═════ Document passage

The survey set out to investigate any differences in the salt content of soups that claim to be ‘homemade/ freshly prepared’ versus other types of soups sold in catering outlets. The results will be used to communicate salt reduction messages to consumers and the food industry.

Outputs

Research report

  • Title: Survey of salt levels in soup in catering establishments on the island of Ireland
  • Publication date: 5 March 2011
  • Summary: The aim of this survey was to provide a snap shot of the salt content of soup from a range of catering outlets on the island.
  • Findings:
    • There was a large range in the salt content per serving (0.5-5.5g salt/serving) and per 100g (0.76-1.76 g salt/100g).
    • Serving sizes of soups sampled in this survey varied, ranging from 155-690g.
    • The average portion of soup (303g) contained 60 per cent of the RDA salt intake.
    • One in ten samples contained more than the RDA for salt in a single serving.
    • 95 per cent of ready-to-eat soups from catering outlets contained more than 30 per cent of the four grams RDA for salt.
    • 74 per cent of ready to eat soups from catering outlets contained more than 30 per cent of the maximum recommended intake of six grams salt per day.

══════════
═════ Stored data

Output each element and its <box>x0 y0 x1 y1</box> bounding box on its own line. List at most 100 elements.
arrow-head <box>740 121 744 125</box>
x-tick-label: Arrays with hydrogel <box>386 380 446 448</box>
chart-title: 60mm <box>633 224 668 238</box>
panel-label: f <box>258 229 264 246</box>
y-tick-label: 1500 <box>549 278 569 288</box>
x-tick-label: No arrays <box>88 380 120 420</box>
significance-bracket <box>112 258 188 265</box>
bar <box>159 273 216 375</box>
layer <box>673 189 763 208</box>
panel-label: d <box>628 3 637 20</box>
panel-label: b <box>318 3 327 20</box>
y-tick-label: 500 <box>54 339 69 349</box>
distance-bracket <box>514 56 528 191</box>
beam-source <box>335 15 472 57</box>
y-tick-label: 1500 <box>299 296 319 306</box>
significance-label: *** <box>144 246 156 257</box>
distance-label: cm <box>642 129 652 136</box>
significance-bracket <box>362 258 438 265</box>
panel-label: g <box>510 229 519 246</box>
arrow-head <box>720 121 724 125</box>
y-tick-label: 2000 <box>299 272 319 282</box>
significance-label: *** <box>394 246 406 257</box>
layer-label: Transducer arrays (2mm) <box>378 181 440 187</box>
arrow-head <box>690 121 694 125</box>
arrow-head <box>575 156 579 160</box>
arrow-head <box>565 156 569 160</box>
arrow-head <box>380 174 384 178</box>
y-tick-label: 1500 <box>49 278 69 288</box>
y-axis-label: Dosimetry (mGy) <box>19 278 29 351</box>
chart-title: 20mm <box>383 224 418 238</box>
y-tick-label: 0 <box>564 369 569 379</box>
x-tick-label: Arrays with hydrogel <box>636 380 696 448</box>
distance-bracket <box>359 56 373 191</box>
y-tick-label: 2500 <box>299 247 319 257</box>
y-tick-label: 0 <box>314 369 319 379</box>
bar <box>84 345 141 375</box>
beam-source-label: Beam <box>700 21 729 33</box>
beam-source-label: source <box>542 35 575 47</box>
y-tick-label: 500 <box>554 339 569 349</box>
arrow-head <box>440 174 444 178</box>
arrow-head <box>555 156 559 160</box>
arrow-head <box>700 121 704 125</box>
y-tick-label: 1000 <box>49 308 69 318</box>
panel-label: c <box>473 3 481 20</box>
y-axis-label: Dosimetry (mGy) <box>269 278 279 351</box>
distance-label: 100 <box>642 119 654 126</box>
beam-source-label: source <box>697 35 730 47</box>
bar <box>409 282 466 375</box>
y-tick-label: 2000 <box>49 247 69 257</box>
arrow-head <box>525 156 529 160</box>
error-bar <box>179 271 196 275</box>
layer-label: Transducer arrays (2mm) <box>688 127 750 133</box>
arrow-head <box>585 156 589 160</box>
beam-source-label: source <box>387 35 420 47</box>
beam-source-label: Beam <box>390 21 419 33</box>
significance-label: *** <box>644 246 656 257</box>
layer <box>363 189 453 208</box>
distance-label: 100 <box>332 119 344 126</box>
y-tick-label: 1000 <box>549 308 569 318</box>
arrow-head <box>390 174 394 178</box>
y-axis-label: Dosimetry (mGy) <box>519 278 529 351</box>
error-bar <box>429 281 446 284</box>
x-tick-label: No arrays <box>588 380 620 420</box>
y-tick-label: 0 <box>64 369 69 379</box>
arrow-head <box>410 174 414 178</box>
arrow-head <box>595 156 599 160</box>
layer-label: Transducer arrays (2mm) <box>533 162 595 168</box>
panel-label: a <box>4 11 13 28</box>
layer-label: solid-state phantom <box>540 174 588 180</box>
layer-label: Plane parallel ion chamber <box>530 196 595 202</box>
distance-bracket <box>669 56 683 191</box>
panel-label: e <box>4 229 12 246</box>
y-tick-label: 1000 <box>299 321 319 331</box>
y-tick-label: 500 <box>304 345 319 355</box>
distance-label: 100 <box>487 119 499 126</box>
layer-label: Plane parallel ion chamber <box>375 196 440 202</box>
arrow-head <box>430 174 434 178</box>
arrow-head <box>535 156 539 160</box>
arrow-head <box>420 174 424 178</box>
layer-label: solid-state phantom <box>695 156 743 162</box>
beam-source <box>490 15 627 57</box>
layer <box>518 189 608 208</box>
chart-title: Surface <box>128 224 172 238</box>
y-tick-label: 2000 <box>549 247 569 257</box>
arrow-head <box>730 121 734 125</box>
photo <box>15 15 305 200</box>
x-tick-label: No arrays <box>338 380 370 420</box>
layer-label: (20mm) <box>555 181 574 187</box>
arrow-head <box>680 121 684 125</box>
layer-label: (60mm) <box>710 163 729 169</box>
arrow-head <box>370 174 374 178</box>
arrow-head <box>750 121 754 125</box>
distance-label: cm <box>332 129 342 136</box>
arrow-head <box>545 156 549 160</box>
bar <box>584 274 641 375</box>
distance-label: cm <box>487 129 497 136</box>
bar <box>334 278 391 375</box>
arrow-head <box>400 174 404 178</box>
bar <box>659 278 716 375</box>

══════════

= The task =
Pick up the soup salt survey text after its last sentence and keep writing it. You won't need the records for this.

= Written response =
    • There was no difference in salt levels between soup marketed as ‘homemade’ and ‘other’.
    • The food industry has made significant reductions in the salt content of soups and this survey confirms that they have met their agreed commitments.

    Recommendations

    Food industry

    • As most salt is added at the manufacturing stage, continued engagement with the food industry is required to further reduce the level of salt in processed foods including soup.
    • Further work should be undertaken with caterers to raise awareness of the salt content of processed foods, such as soup, and also to encourage them to modify their recipes/ nutritional profile of the products they offer for sale, be it made on-site by themselves or bought in from a third party.
    • Catering establishments should give their customers the choice when it comes to added salt in soups by reducing the amount of salt they add during the cooking stage and let the customer add more at the table if they want to.
    • Many caterers where possible should reduce portion sizes.

    Consumers

    • A lot of food in the catering sector has already been salted, e.g. just one serving of soup may give them as much as 60 per cent of their four grams per day allowance of salt (50 per cent of the six grams per day upper limit)
    • Having one or two slices of bread with their soup will further contribute to their daily salt intake and in some cases their daily requirement for salt may be achieved in one sitting
    • Asking for lower salt options will make caterers aware that there is a demand for lower salt options and may drive a change towards lower salt option on the menu
    • Soups marketed as ‘homemade’ are not necessarily low in salt
    • They should taste their food prior to adding salt
    • Where possible they should reduce the portion size.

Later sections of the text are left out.